Work instructions
Examine the records and identify each line that includes the string "стороне". Copy those lines.

--- Start ---

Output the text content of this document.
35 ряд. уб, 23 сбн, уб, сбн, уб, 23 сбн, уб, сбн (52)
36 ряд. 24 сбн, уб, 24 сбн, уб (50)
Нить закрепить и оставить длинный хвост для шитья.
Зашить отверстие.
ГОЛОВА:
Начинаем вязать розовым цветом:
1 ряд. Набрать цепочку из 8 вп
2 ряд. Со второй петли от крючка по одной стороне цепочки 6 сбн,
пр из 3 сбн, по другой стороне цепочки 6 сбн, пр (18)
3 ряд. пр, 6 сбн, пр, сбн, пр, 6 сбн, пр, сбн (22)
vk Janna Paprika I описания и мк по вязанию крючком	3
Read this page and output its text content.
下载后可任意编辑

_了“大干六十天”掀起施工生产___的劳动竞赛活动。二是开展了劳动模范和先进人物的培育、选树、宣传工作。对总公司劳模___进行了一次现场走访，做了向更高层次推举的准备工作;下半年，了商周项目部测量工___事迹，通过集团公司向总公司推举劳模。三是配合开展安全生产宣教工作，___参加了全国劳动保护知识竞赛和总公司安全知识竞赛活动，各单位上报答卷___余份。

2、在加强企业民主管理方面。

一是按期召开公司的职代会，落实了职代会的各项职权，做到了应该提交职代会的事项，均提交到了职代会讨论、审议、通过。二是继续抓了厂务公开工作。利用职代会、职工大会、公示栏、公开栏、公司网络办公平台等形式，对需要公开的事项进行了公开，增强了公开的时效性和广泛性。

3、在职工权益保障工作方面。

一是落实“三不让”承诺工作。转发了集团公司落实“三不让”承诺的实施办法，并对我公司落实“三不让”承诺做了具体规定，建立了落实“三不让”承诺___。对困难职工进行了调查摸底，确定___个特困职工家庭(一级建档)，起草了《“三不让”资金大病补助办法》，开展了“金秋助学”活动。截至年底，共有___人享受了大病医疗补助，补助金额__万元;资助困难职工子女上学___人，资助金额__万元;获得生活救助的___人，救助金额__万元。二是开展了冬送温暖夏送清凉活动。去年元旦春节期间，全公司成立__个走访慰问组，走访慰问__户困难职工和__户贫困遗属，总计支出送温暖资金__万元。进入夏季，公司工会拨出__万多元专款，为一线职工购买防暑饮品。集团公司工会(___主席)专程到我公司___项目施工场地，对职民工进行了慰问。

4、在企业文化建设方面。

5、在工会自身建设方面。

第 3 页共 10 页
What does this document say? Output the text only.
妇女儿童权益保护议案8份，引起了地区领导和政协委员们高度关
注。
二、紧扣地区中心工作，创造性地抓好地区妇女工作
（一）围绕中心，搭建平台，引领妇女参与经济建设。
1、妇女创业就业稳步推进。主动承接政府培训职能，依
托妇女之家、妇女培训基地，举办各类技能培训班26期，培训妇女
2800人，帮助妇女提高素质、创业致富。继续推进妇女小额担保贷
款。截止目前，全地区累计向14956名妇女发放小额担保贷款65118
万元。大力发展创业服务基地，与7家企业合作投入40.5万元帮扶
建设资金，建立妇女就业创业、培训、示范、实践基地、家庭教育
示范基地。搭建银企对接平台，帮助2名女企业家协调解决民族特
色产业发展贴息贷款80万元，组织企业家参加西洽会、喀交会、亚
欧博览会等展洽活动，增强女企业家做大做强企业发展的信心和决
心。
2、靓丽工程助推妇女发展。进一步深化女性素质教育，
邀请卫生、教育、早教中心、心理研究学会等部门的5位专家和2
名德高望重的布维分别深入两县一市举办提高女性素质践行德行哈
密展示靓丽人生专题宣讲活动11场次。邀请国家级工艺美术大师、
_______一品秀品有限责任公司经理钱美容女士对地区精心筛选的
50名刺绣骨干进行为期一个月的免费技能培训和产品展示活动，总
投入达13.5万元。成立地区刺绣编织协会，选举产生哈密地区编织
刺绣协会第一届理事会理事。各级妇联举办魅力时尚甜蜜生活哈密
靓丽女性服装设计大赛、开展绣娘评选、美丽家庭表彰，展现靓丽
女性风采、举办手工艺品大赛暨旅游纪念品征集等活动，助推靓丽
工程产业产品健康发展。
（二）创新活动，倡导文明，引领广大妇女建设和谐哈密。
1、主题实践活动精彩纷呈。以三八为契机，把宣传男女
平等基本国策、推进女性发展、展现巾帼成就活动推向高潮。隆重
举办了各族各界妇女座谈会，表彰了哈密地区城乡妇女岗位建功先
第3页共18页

--- End ---

Solution to this problem
2 ряд. Со второй петли от крючка по одной стороне цепочки 6 сбн,
пр из 3 сбн, по другой стороне цепочки 6 сбн, пр (18)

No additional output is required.